◆ WHAT YOU NEED TO DO ◆
Retype all material exactly. Pictures stay out of the copy.

[Part of a data file]
===
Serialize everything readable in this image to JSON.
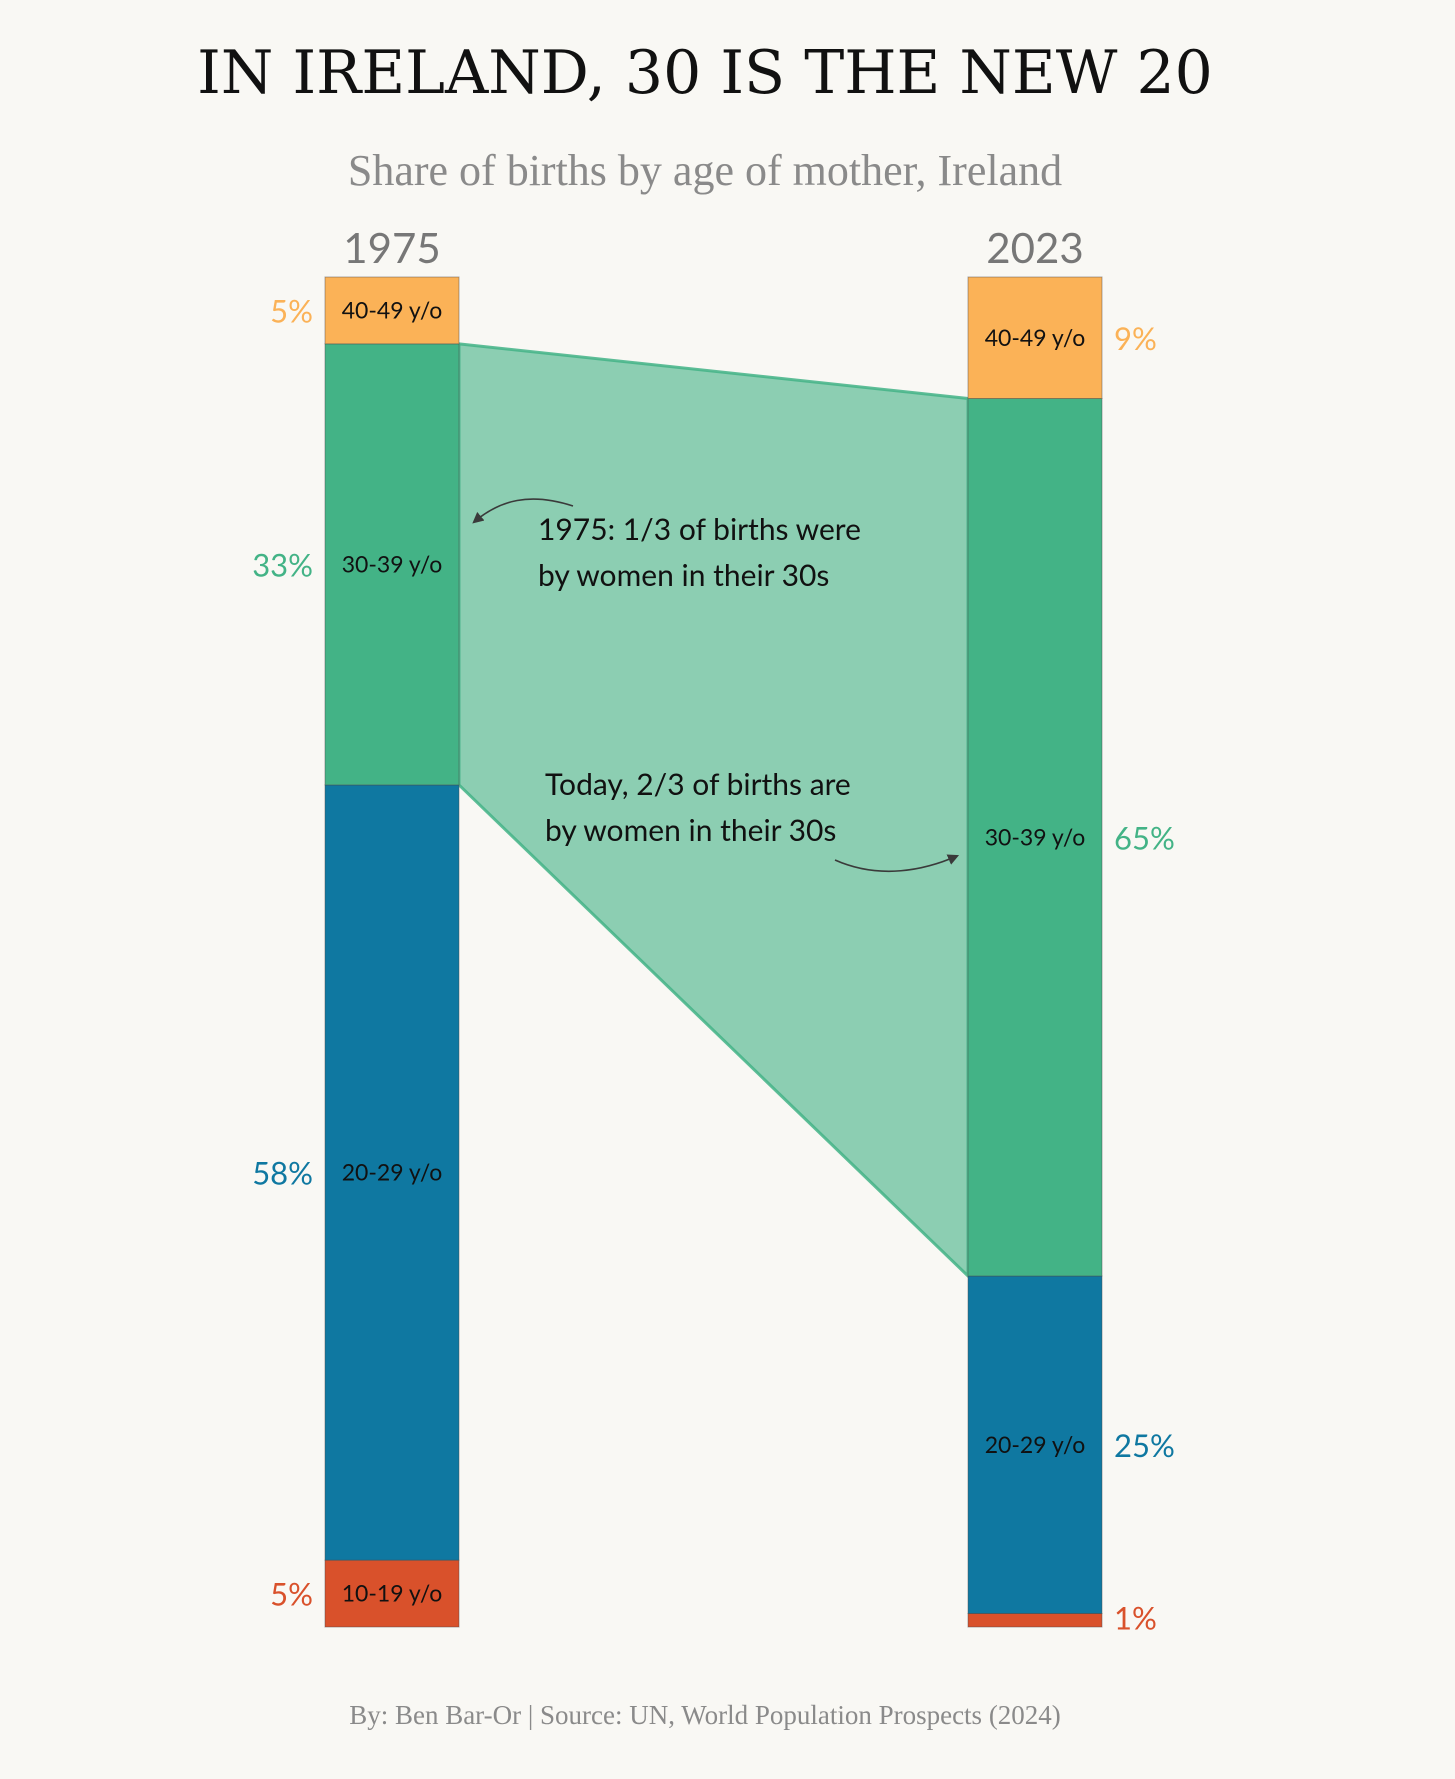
{
  "title": "IN IRELAND, 30 IS THE NEW 20",
  "subtitle": "Share of births by age of mother, Ireland",
  "caption": "By: Ben Bar-Or | Source: UN, World Population Prospects (2024)",
  "chart_data": {
    "type": "bar",
    "subtype": "stacked-100-percent slope comparison",
    "categories": [
      "1975",
      "2023"
    ],
    "series": [
      {
        "name": "10-19 y/o",
        "values": [
          5,
          1
        ],
        "labels": [
          "5%",
          "1%"
        ],
        "color": "#d9512b"
      },
      {
        "name": "20-29 y/o",
        "values": [
          58,
          25
        ],
        "labels": [
          "58%",
          "25%"
        ],
        "color": "#0f78a1"
      },
      {
        "name": "30-39 y/o",
        "values": [
          33,
          65
        ],
        "labels": [
          "33%",
          "65%"
        ],
        "color": "#43b386"
      },
      {
        "name": "40-49 y/o",
        "values": [
          5,
          9
        ],
        "labels": [
          "5%",
          "9%"
        ],
        "color": "#fbb257"
      }
    ],
    "stack_order": "bottom-to-top",
    "percent_label_side": [
      "left",
      "right"
    ],
    "highlight": {
      "series": "30-39 y/o",
      "band_color": "#43b386",
      "band_opacity": 0.6
    },
    "annotations": [
      {
        "text_lines": [
          "1975: 1/3 of births were",
          "by women in their 30s"
        ],
        "points_to": "1975"
      },
      {
        "text_lines": [
          "Today, 2/3 of births are",
          "by women in their 30s"
        ],
        "points_to": "2023"
      }
    ]
  }
}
===
◆ SOLUTION BELOW ◆
Serialize everything readable in this image to JSON.
{
  "title": "IN IRELAND, 30 IS THE NEW 20",
  "subtitle": "Share of births by age of mother, Ireland",
  "caption": "By: Ben Bar-Or | Source: UN, World Population Prospects (2024)",
  "chart_data": {
    "type": "bar",
    "subtype": "stacked-100-percent slope comparison",
    "categories": [
      "1975",
      "2023"
    ],
    "series": [
      {
        "name": "10-19 y/o",
        "values": [
          5,
          1
        ],
        "labels": [
          "5%",
          "1%"
        ],
        "color": "#d9512b"
      },
      {
        "name": "20-29 y/o",
        "values": [
          58,
          25
        ],
        "labels": [
          "58%",
          "25%"
        ],
        "color": "#0f78a1"
      },
      {
        "name": "30-39 y/o",
        "values": [
          33,
          65
        ],
        "labels": [
          "33%",
          "65%"
        ],
        "color": "#43b386"
      },
      {
        "name": "40-49 y/o",
        "values": [
          5,
          9
        ],
        "labels": [
          "5%",
          "9%"
        ],
        "color": "#fbb257"
      }
    ],
    "stack_order": "bottom-to-top",
    "percent_label_side": [
      "left",
      "right"
    ],
    "highlight": {
      "series": "30-39 y/o",
      "band_color": "#43b386",
      "band_opacity": 0.6
    },
    "annotations": [
      {
        "text_lines": [
          "1975: 1/3 of births were",
          "by women in their 30s"
        ],
        "points_to": "1975"
      },
      {
        "text_lines": [
          "Today, 2/3 of births are",
          "by women in their 30s"
        ],
        "points_to": "2023"
      }
    ]
  }
}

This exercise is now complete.